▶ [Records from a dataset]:
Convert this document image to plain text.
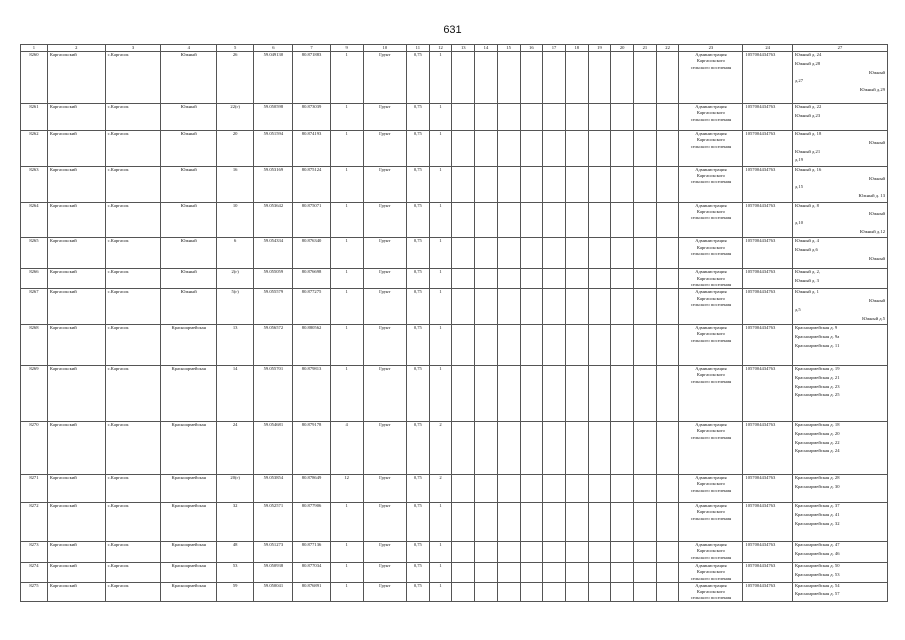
631
1	2	3	4	5	6	7	9	10	11	12	13	14	15	16	17	18	19	20	21	22	23	24	27
8260	Каргасокский	с.Каргасок	Южный	26	59.049130	80.871883	1	Грунт	0,75	1											Администрация
Каргасокского
сельского поселения	1057004434763	Южный д. 24
Южный д.28
Южный
д.27
Южный д.29

8261	Каргасокский	с.Каргасок	Южный	22(г)	59.050598	80.873039	1	Грунт	0,75	1											Администрация
Каргасокского
сельского поселения	1057004434763	Южный д. 22
Южный д.23

8262	Каргасокский	с.Каргасок	Южный	20	59.051594	80.874193	1	Грунт	0,75	1											Администрация
Каргасокского
сельского поселения	1057004434763	Южный д. 18
Южный
Южный д.21
д.19

8263	Каргасокский	с.Каргасок	Южный	16	59.053169	80.875124	1	Грунт	0,75	1											Администрация
Каргасокского
сельского поселения	1057004434763	Южный д. 16
Южный
д.15
Южный д. 13

8264	Каргасокский	с.Каргасок	Южный	10	59.053642	80.875071	1	Грунт	0,75	1											Администрация
Каргасокского
сельского поселения	1057004434763	Южный д. 8
Южный
д.10
Южный д.12

8265	Каргасокский	с.Каргасок	Южный	6	59.054334	80.876340	1	Грунт	0,75	1											Администрация
Каргасокского
сельского поселения	1057004434763	Южный д. 4
Южный д.6
Южный

8266	Каргасокский	с.Каргасок	Южный	2(г)	59.055059	80.876698	1	Грунт	0,75	1											Администрация
Каргасокского
сельского поселения	1057004434763	Южный д. 2,
Южный д. 3

8267	Каргасокский	с.Каргасок	Южный	5(г)	59.055579	80.877275	1	Грунт	0,75	1											Администрация
Каргасокского
сельского поселения	1057004434763	Южный д. 1
Южный
д.5
Южный д.5

8268	Каргасокский	с.Каргасок	Красноармейская	13	59.056572	80.880562	1	Грунт	0,75	1											Администрация
Каргасокского
сельского поселения	1057004434763	Красноармейская д. 9
Красноармейская д. 9а
Красноармейская д. 11

8269	Каргасокский	с.Каргасок	Красноармейская	14	59.055701	80.879813	1	Грунт	0,75	1											Администрация
Каргасокского
сельского поселения	1057004434763	Красноармейская д. 19
Красноармейская д. 21
Красноармейская д. 23
Красноармейская д. 25

8270	Каргасокский	с.Каргасок	Красноармейская	24	59.054681	80.879178	4	Грунт	0,75	2											Администрация
Каргасокского
сельского поселения	1057004434763	Красноармейская д. 18
Красноармейская д. 20
Красноармейская д. 22
Красноармейская д. 24

8271	Каргасокский	с.Каргасок	Красноармейская	20(г)	59.053854	80.878649	12	Грунт	0,75	2											Администрация
Каргасокского
сельского поселения	1057004434763	Красноармейская д. 28
Красноармейская д. 30

8272	Каргасокский	с.Каргасок	Красноармейская	32	59.052571	80.877906	1	Грунт	0,75	1											Администрация
Каргасокского
сельского поселения	1057004434763	Красноармейская д. 37
Красноармейская д. 41
Красноармейская д. 32

8273	Каргасокский	с.Каргасок	Красноармейская	48	59.051273	80.877136	1	Грунт	0,75	1											Администрация
Каргасокского
сельского поселения	1057004434763	Красноармейская д. 47
Красноармейская д. 46

8274	Каргасокский	с.Каргасок	Красноармейская	53	59.050938	80.877034	1	Грунт	0,75	1											Администрация
Каргасокского
сельского поселения	1057004434763	Красноармейская д. 50
Красноармейская д. 53

8275	Каргасокский	с.Каргасок	Красноармейская	59	59.050041	80.876891	1	Грунт	0,75	1											Администрация
Каргасокского
сельского поселения	1057004434763	Красноармейская д. 54
Красноармейская д. 57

▶ [Problem details]:
Give all the lines above again, character for character, without pictures.

▶ [Full answer]:
Convert this document image to plain text.
631
1	2	3	4	5	6	7	9	10	11	12	13	14	15	16	17	18	19	20	21	22	23	24	27
8260	Каргасокский	с.Каргасок	Южный	26	59.049130	80.871883	1	Грунт	0,75	1											Администрация
Каргасокского
сельского поселения	1057004434763	Южный д. 24
Южный д.28
Южный
д.27
Южный д.29

8261	Каргасокский	с.Каргасок	Южный	22(г)	59.050598	80.873039	1	Грунт	0,75	1											Администрация
Каргасокского
сельского поселения	1057004434763	Южный д. 22
Южный д.23

8262	Каргасокский	с.Каргасок	Южный	20	59.051594	80.874193	1	Грунт	0,75	1											Администрация
Каргасокского
сельского поселения	1057004434763	Южный д. 18
Южный
Южный д.21
д.19

8263	Каргасокский	с.Каргасок	Южный	16	59.053169	80.875124	1	Грунт	0,75	1											Администрация
Каргасокского
сельского поселения	1057004434763	Южный д. 16
Южный
д.15
Южный д. 13

8264	Каргасокский	с.Каргасок	Южный	10	59.053642	80.875071	1	Грунт	0,75	1											Администрация
Каргасокского
сельского поселения	1057004434763	Южный д. 8
Южный
д.10
Южный д.12

8265	Каргасокский	с.Каргасок	Южный	6	59.054334	80.876340	1	Грунт	0,75	1											Администрация
Каргасокского
сельского поселения	1057004434763	Южный д. 4
Южный д.6
Южный

8266	Каргасокский	с.Каргасок	Южный	2(г)	59.055059	80.876698	1	Грунт	0,75	1											Администрация
Каргасокского
сельского поселения	1057004434763	Южный д. 2,
Южный д. 3

8267	Каргасокский	с.Каргасок	Южный	5(г)	59.055579	80.877275	1	Грунт	0,75	1											Администрация
Каргасокского
сельского поселения	1057004434763	Южный д. 1
Южный
д.5
Южный д.5

8268	Каргасокский	с.Каргасок	Красноармейская	13	59.056572	80.880562	1	Грунт	0,75	1											Администрация
Каргасокского
сельского поселения	1057004434763	Красноармейская д. 9
Красноармейская д. 9а
Красноармейская д. 11

8269	Каргасокский	с.Каргасок	Красноармейская	14	59.055701	80.879813	1	Грунт	0,75	1											Администрация
Каргасокского
сельского поселения	1057004434763	Красноармейская д. 19
Красноармейская д. 21
Красноармейская д. 23
Красноармейская д. 25

8270	Каргасокский	с.Каргасок	Красноармейская	24	59.054681	80.879178	4	Грунт	0,75	2											Администрация
Каргасокского
сельского поселения	1057004434763	Красноармейская д. 18
Красноармейская д. 20
Красноармейская д. 22
Красноармейская д. 24

8271	Каргасокский	с.Каргасок	Красноармейская	20(г)	59.053854	80.878649	12	Грунт	0,75	2											Администрация
Каргасокского
сельского поселения	1057004434763	Красноармейская д. 28
Красноармейская д. 30

8272	Каргасокский	с.Каргасок	Красноармейская	32	59.052571	80.877906	1	Грунт	0,75	1											Администрация
Каргасокского
сельского поселения	1057004434763	Красноармейская д. 37
Красноармейская д. 41
Красноармейская д. 32

8273	Каргасокский	с.Каргасок	Красноармейская	48	59.051273	80.877136	1	Грунт	0,75	1											Администрация
Каргасокского
сельского поселения	1057004434763	Красноармейская д. 47
Красноармейская д. 46

8274	Каргасокский	с.Каргасок	Красноармейская	53	59.050938	80.877034	1	Грунт	0,75	1											Администрация
Каргасокского
сельского поселения	1057004434763	Красноармейская д. 50
Красноармейская д. 53

8275	Каргасокский	с.Каргасок	Красноармейская	59	59.050041	80.876891	1	Грунт	0,75	1											Администрация
Каргасокского
сельского поселения	1057004434763	Красноармейская д. 54
Красноармейская д. 57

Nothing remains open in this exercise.